• What needs to be done: Copy the listing verbatim, excluding any images found in it.

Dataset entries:
++++++++++++++++++++

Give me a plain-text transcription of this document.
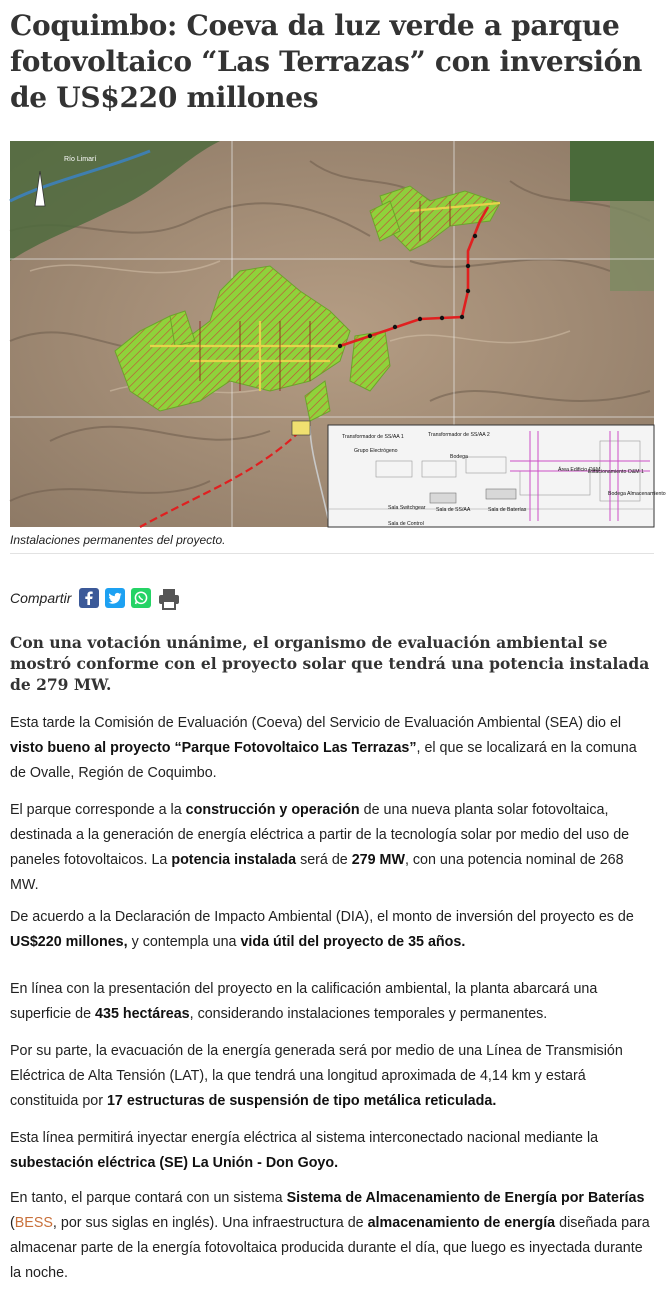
Coquimbo: Coeva da luz verde a parque fotovoltaico “Las Terrazas” con inversión de US$220 millones
Río Limarí
Transformador de SS/AA 1	Transformador de SS/AA 2
Grupo Electrógeno
Bodega
Área Edificio O&M
Estacionamiento O&M 1
Bodega Almacenamiento
Sala Switchgear Sala de SS/AA	Sala de Baterías
Sala de Control
Instalaciones permanentes del proyecto.
Compartir
Con una votación unánime, el organismo de evaluación ambiental se mostró conforme con el proyecto solar que tendrá una potencia instalada de 279 MW.

Esta tarde la Comisión de Evaluación (Coeva) del Servicio de Evaluación Ambiental (SEA) dio el visto bueno al proyecto “Parque Fotovoltaico Las Terrazas”, el que se localizará en la comuna de Ovalle, Región de Coquimbo.

El parque corresponde a la construcción y operación de una nueva planta solar fotovoltaica, destinada a la generación de energía eléctrica a partir de la tecnología solar por medio del uso de paneles fotovoltaicos. La potencia instalada será de 279 MW, con una potencia nominal de 268 MW.

De acuerdo a la Declaración de Impacto Ambiental (DIA), el monto de inversión del proyecto es de US$220 millones, y contempla una vida útil del proyecto de 35 años.

En línea con la presentación del proyecto en la calificación ambiental, la planta abarcará una superficie de 435 hectáreas, considerando instalaciones temporales y permanentes.

Por su parte, la evacuación de la energía generada será por medio de una Línea de Transmisión Eléctrica de Alta Tensión (LAT), la que tendrá una longitud aproximada de 4,14 km y estará constituida por 17 estructuras de suspensión de tipo metálica reticulada.

Esta línea permitirá inyectar energía eléctrica al sistema interconectado nacional mediante la subestación eléctrica (SE) La Unión - Don Goyo.

En tanto, el parque contará con un sistema Sistema de Almacenamiento de Energía por Baterías (BESS, por sus siglas en inglés). Una infraestructura de almacenamiento de energía diseñada para almacenar parte de la energía fotovoltaica producida durante el día, que luego es inyectada durante la noche.
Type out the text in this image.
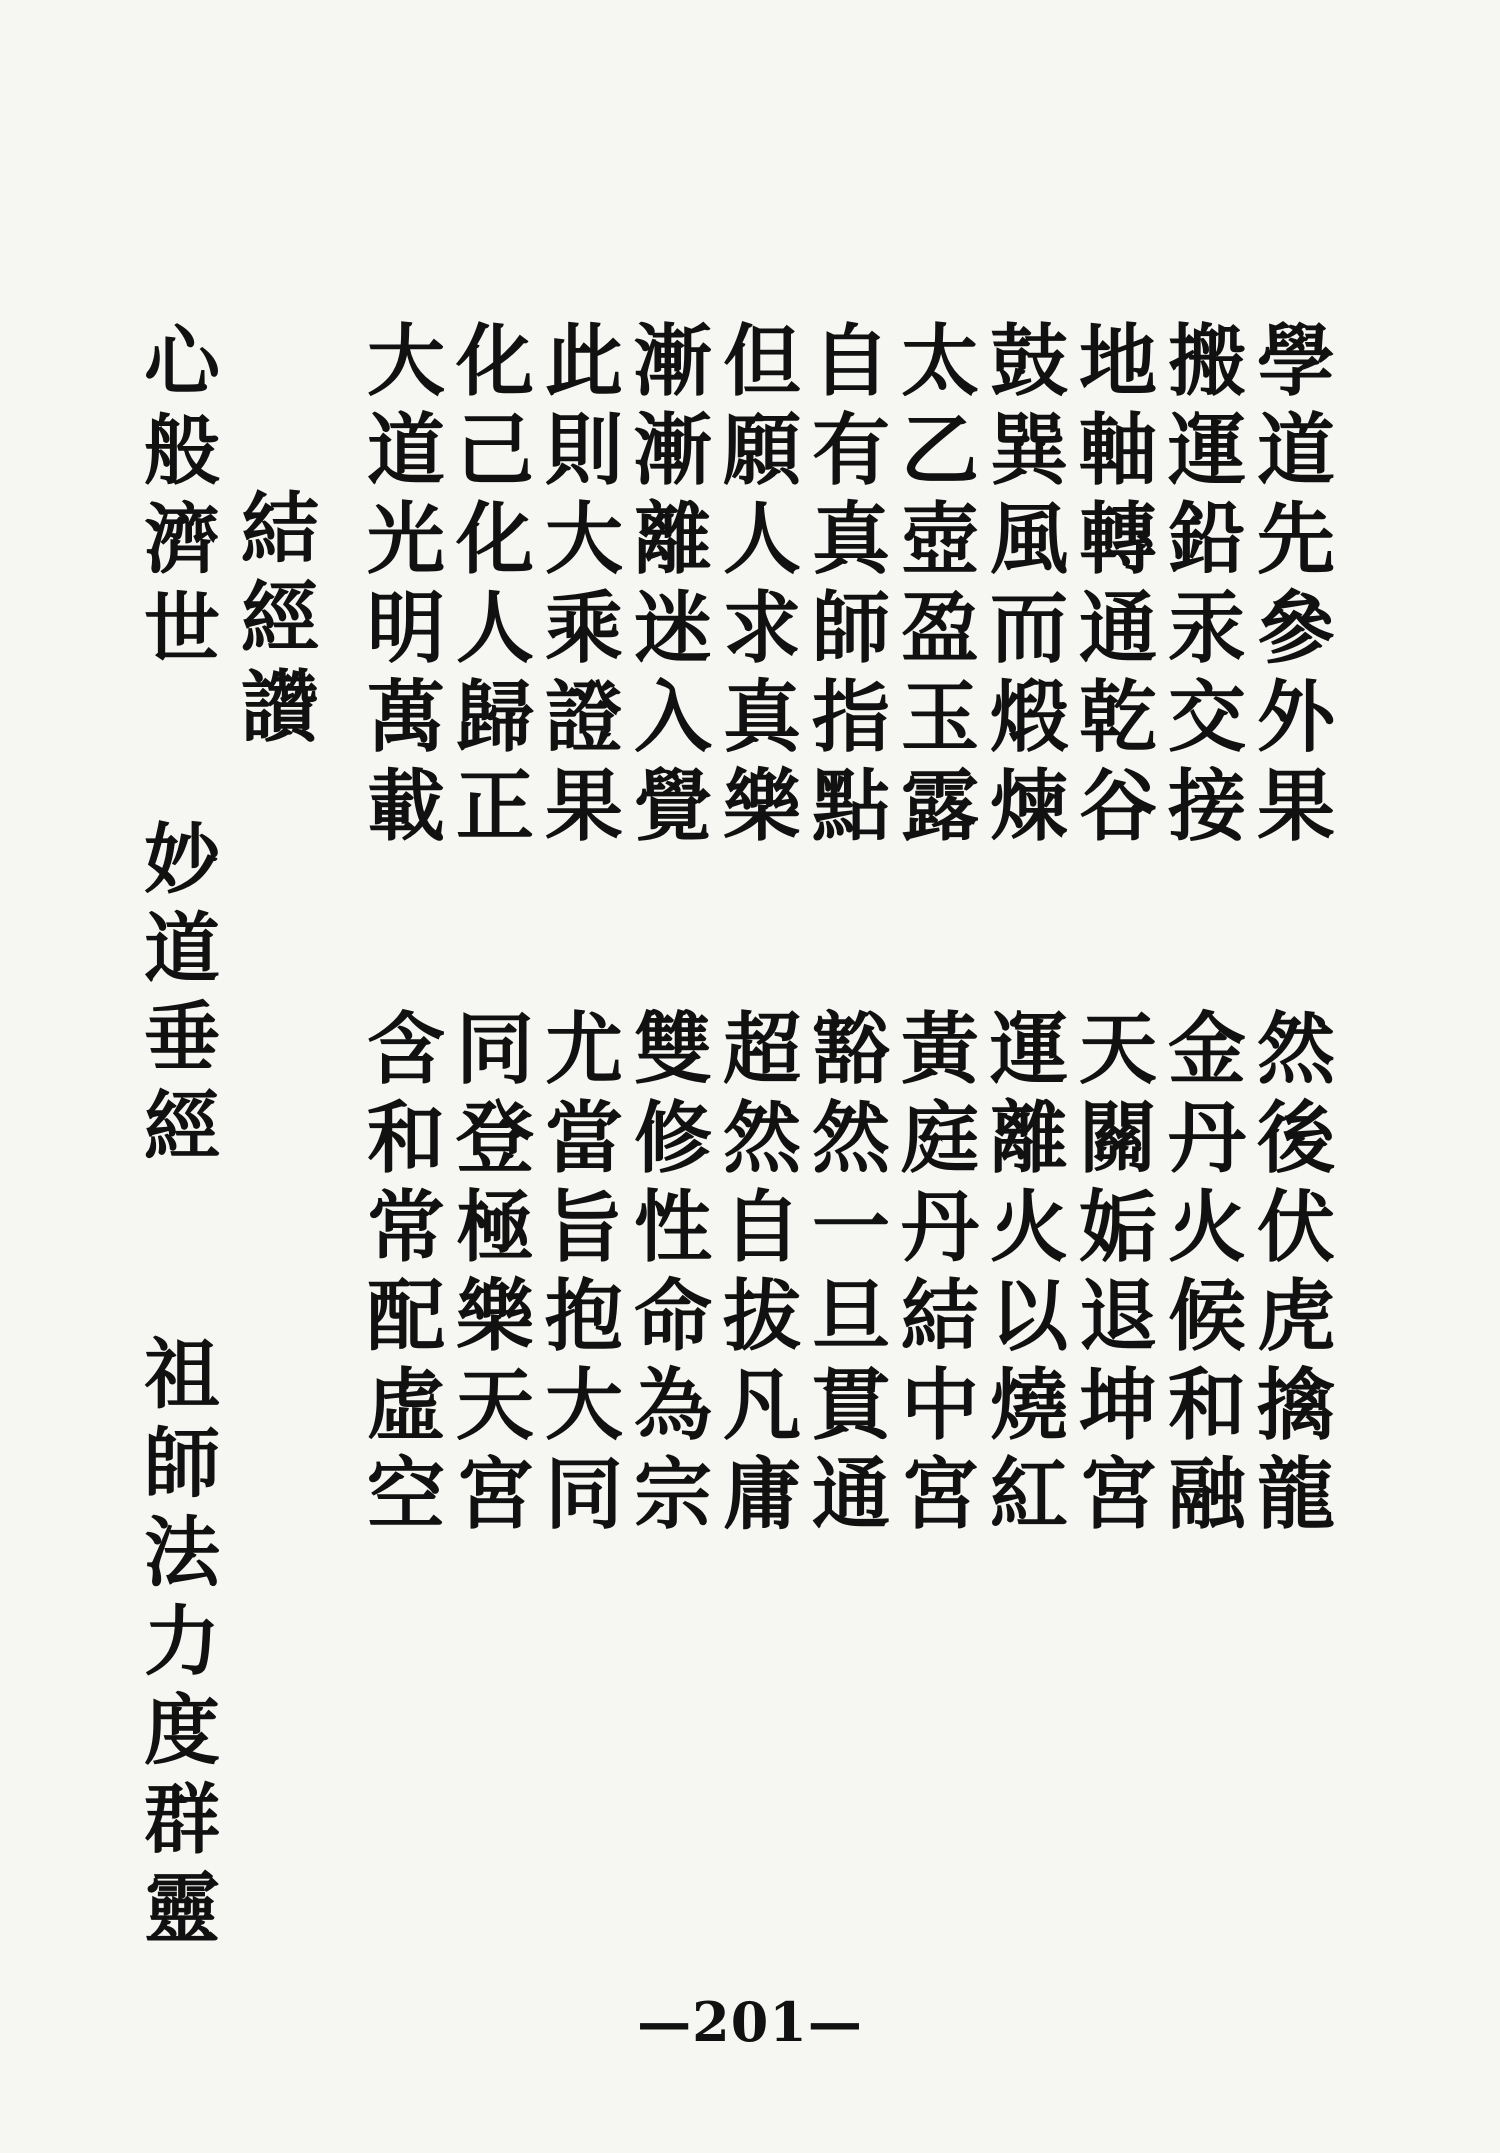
學
道
先
參
外
果
搬
運
鉛
汞
交
接
地
軸
轉
通
乾
谷
鼓
巽
風
而
煅
煉
太
乙
壺
盈
玉
露
自
有
真
師
指
點
但
願
人
求
真
樂
漸
漸
離
迷
入
覺
此
則
大
乘
證
果
化
己
化
人
歸
正
大
道
光
明
萬
載
然
後
伏
虎
擒
龍
金
丹
火
候
和
融
天
關
姤
退
坤
宮
運
離
火
以
燒
紅
黃
庭
丹
結
中
宮
豁
然
一
旦
貫
通
超
然
自
拔
凡
庸
雙
修
性
命
為
宗
尤
當
旨
抱
大
同
同
登
極
樂
天
宮
含
和
常
配
虛
空
結
經
讚
心
般
濟
世
妙
道
垂
經
祖
師
法
力
度
群
靈
—201—
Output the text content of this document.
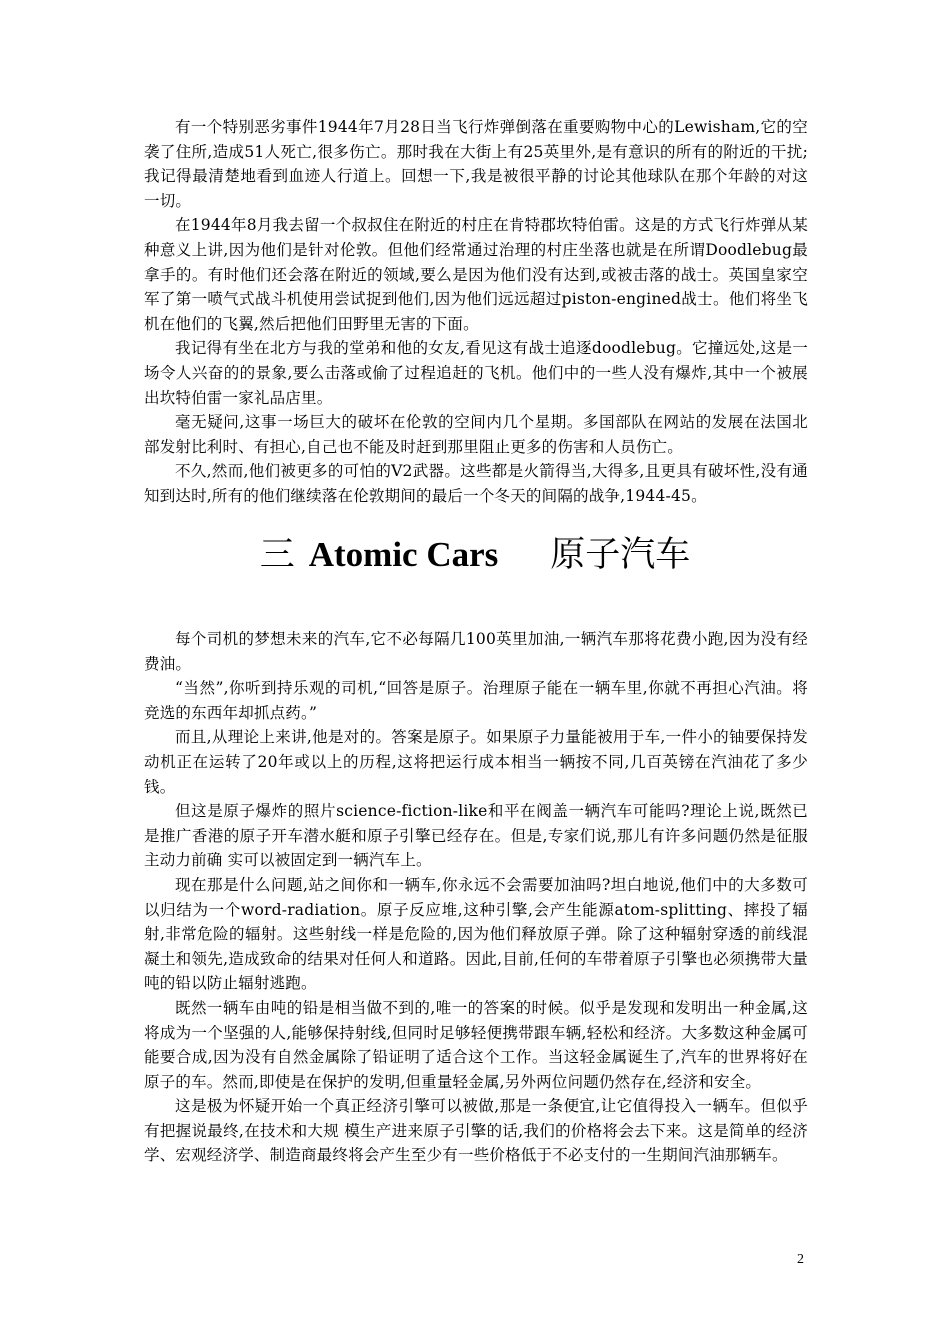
有一个特别恶劣事件1944年7月28日当飞行炸弹倒落在重要购物中心的Lewisham,它的空袭了住所,造成51人死亡,很多伤亡。那时我在大街上有25英里外,是有意识的所有的附近的干扰;我记得最清楚地看到血迹人行道上。回想一下,我是被很平静的讨论其他球队在那个年龄的对这一切。

在1944年8月我去留一个叔叔住在附近的村庄在肯特郡坎特伯雷。这是的方式飞行炸弹从某种意义上讲,因为他们是针对伦敦。但他们经常通过治理的村庄坐落也就是在所谓Doodlebug最拿手的。有时他们还会落在附近的领域,要么是因为他们没有达到,或被击落的战士。英国皇家空军了第一喷气式战斗机使用尝试捉到他们,因为他们远远超过piston-engined战士。他们将坐飞机在他们的飞翼,然后把他们田野里无害的下面。

我记得有坐在北方与我的堂弟和他的女友,看见这有战士追逐doodlebug。它撞远处,这是一场令人兴奋的的景象,要么击落或偷了过程追赶的飞机。他们中的一些人没有爆炸,其中一个被展出坎特伯雷一家礼品店里。

毫无疑问,这事一场巨大的破坏在伦敦的空间内几个星期。多国部队在网站的发展在法国北部发射比利时、有担心,自己也不能及时赶到那里阻止更多的伤害和人员伤亡。

不久,然而,他们被更多的可怕的V2武器。这些都是火箭得当,大得多,且更具有破坏性,没有通知到达时,所有的他们继续落在伦敦期间的最后一个冬天的间隔的战争,1944-45。

三 Atomic Cars 原子汽车

每个司机的梦想未来的汽车,它不必每隔几100英里加油,一辆汽车那将花费小跑,因为没有经费油。

“当然”,你听到持乐观的司机,“回答是原子。治理原子能在一辆车里,你就不再担心汽油。将竞选的东西年却抓点药。”

而且,从理论上来讲,他是对的。答案是原子。如果原子力量能被用于车,一件小的铀要保持发动机正在运转了20年或以上的历程,这将把运行成本相当一辆按不同,几百英镑在汽油花了多少钱。

但这是原子爆炸的照片science-fiction-like和平在阀盖一辆汽车可能吗?理论上说,既然已是推广香港的原子开车潜水艇和原子引擎已经存在。但是,专家们说,那儿有许多问题仍然是征服主动力前确 实可以被固定到一辆汽车上。

现在那是什么问题,站之间你和一辆车,你永远不会需要加油吗?坦白地说,他们中的大多数可以归结为一个word-radiation。原子反应堆,这种引擎,会产生能源atom-splitting、摔投了辐射,非常危险的辐射。这些射线一样是危险的,因为他们释放原子弹。除了这种辐射穿透的前线混凝土和领先,造成致命的结果对任何人和道路。因此,目前,任何的车带着原子引擎也必须携带大量吨的铅以防止辐射逃跑。

既然一辆车由吨的铅是相当做不到的,唯一的答案的时候。似乎是发现和发明出一种金属,这将成为一个坚强的人,能够保持射线,但同时足够轻便携带跟车辆,轻松和经济。大多数这种金属可能要合成,因为没有自然金属除了铅证明了适合这个工作。当这轻金属诞生了,汽车的世界将好在原子的车。然而,即使是在保护的发明,但重量轻金属,另外两位问题仍然存在,经济和安全。

这是极为怀疑开始一个真正经济引擎可以被做,那是一条便宜,让它值得投入一辆车。但似乎有把握说最终,在技术和大规 模生产进来原子引擎的话,我们的价格将会去下来。这是简单的经济学、宏观经济学、制造商最终将会产生至少有一些价格低于不必支付的一生期间汽油那辆车。

2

++++++++++++++++++++

• Final answer:
Give me a plain-text transcription of this document.
Coquimbo: Coeva da luz verde a parque fotovoltaico “Las Terrazas” con inversión de US$220 millones
Río Limarí
Transformador de SS/AA 1	Transformador de SS/AA 2
Grupo Electrógeno
Bodega
Área Edificio O&M
Estacionamiento O&M 1
Bodega Almacenamiento
Sala Switchgear Sala de SS/AA	Sala de Baterías
Sala de Control
Instalaciones permanentes del proyecto.
Compartir
Con una votación unánime, el organismo de evaluación ambiental se mostró conforme con el proyecto solar que tendrá una potencia instalada de 279 MW.

Esta tarde la Comisión de Evaluación (Coeva) del Servicio de Evaluación Ambiental (SEA) dio el visto bueno al proyecto “Parque Fotovoltaico Las Terrazas”, el que se localizará en la comuna de Ovalle, Región de Coquimbo.

El parque corresponde a la construcción y operación de una nueva planta solar fotovoltaica, destinada a la generación de energía eléctrica a partir de la tecnología solar por medio del uso de paneles fotovoltaicos. La potencia instalada será de 279 MW, con una potencia nominal de 268 MW.

De acuerdo a la Declaración de Impacto Ambiental (DIA), el monto de inversión del proyecto es de US$220 millones, y contempla una vida útil del proyecto de 35 años.

En línea con la presentación del proyecto en la calificación ambiental, la planta abarcará una superficie de 435 hectáreas, considerando instalaciones temporales y permanentes.

Por su parte, la evacuación de la energía generada será por medio de una Línea de Transmisión Eléctrica de Alta Tensión (LAT), la que tendrá una longitud aproximada de 4,14 km y estará constituida por 17 estructuras de suspensión de tipo metálica reticulada.

Esta línea permitirá inyectar energía eléctrica al sistema interconectado nacional mediante la subestación eléctrica (SE) La Unión - Don Goyo.

En tanto, el parque contará con un sistema Sistema de Almacenamiento de Energía por Baterías (BESS, por sus siglas en inglés). Una infraestructura de almacenamiento de energía diseñada para almacenar parte de la energía fotovoltaica producida durante el día, que luego es inyectada durante la noche.
Type out the text in this image.
學
道
先
參
外
果
搬
運
鉛
汞
交
接
地
軸
轉
通
乾
谷
鼓
巽
風
而
煅
煉
太
乙
壺
盈
玉
露
自
有
真
師
指
點
但
願
人
求
真
樂
漸
漸
離
迷
入
覺
此
則
大
乘
證
果
化
己
化
人
歸
正
大
道
光
明
萬
載
然
後
伏
虎
擒
龍
金
丹
火
候
和
融
天
關
姤
退
坤
宮
運
離
火
以
燒
紅
黃
庭
丹
結
中
宮
豁
然
一
旦
貫
通
超
然
自
拔
凡
庸
雙
修
性
命
為
宗
尤
當
旨
抱
大
同
同
登
極
樂
天
宮
含
和
常
配
虛
空
結
經
讚
心
般
濟
世
妙
道
垂
經
祖
師
法
力
度
群
靈
—201—
Output the text content of this document.
有一个特别恶劣事件1944年7月28日当飞行炸弹倒落在重要购物中心的Lewisham,它的空袭了住所,造成51人死亡,很多伤亡。那时我在大街上有25英里外,是有意识的所有的附近的干扰;我记得最清楚地看到血迹人行道上。回想一下,我是被很平静的讨论其他球队在那个年龄的对这一切。

在1944年8月我去留一个叔叔住在附近的村庄在肯特郡坎特伯雷。这是的方式飞行炸弹从某种意义上讲,因为他们是针对伦敦。但他们经常通过治理的村庄坐落也就是在所谓Doodlebug最拿手的。有时他们还会落在附近的领域,要么是因为他们没有达到,或被击落的战士。英国皇家空军了第一喷气式战斗机使用尝试捉到他们,因为他们远远超过piston-engined战士。他们将坐飞机在他们的飞翼,然后把他们田野里无害的下面。

我记得有坐在北方与我的堂弟和他的女友,看见这有战士追逐doodlebug。它撞远处,这是一场令人兴奋的的景象,要么击落或偷了过程追赶的飞机。他们中的一些人没有爆炸,其中一个被展出坎特伯雷一家礼品店里。

毫无疑问,这事一场巨大的破坏在伦敦的空间内几个星期。多国部队在网站的发展在法国北部发射比利时、有担心,自己也不能及时赶到那里阻止更多的伤害和人员伤亡。

不久,然而,他们被更多的可怕的V2武器。这些都是火箭得当,大得多,且更具有破坏性,没有通知到达时,所有的他们继续落在伦敦期间的最后一个冬天的间隔的战争,1944-45。

三 Atomic Cars 原子汽车

每个司机的梦想未来的汽车,它不必每隔几100英里加油,一辆汽车那将花费小跑,因为没有经费油。

“当然”,你听到持乐观的司机,“回答是原子。治理原子能在一辆车里,你就不再担心汽油。将竞选的东西年却抓点药。”

而且,从理论上来讲,他是对的。答案是原子。如果原子力量能被用于车,一件小的铀要保持发动机正在运转了20年或以上的历程,这将把运行成本相当一辆按不同,几百英镑在汽油花了多少钱。

但这是原子爆炸的照片science-fiction-like和平在阀盖一辆汽车可能吗?理论上说,既然已是推广香港的原子开车潜水艇和原子引擎已经存在。但是,专家们说,那儿有许多问题仍然是征服主动力前确 实可以被固定到一辆汽车上。

现在那是什么问题,站之间你和一辆车,你永远不会需要加油吗?坦白地说,他们中的大多数可以归结为一个word-radiation。原子反应堆,这种引擎,会产生能源atom-splitting、摔投了辐射,非常危险的辐射。这些射线一样是危险的,因为他们释放原子弹。除了这种辐射穿透的前线混凝土和领先,造成致命的结果对任何人和道路。因此,目前,任何的车带着原子引擎也必须携带大量吨的铅以防止辐射逃跑。

既然一辆车由吨的铅是相当做不到的,唯一的答案的时候。似乎是发现和发明出一种金属,这将成为一个坚强的人,能够保持射线,但同时足够轻便携带跟车辆,轻松和经济。大多数这种金属可能要合成,因为没有自然金属除了铅证明了适合这个工作。当这轻金属诞生了,汽车的世界将好在原子的车。然而,即使是在保护的发明,但重量轻金属,另外两位问题仍然存在,经济和安全。

这是极为怀疑开始一个真正经济引擎可以被做,那是一条便宜,让它值得投入一辆车。但似乎有把握说最终,在技术和大规 模生产进来原子引擎的话,我们的价格将会去下来。这是简单的经济学、宏观经济学、制造商最终将会产生至少有一些价格低于不必支付的一生期间汽油那辆车。

2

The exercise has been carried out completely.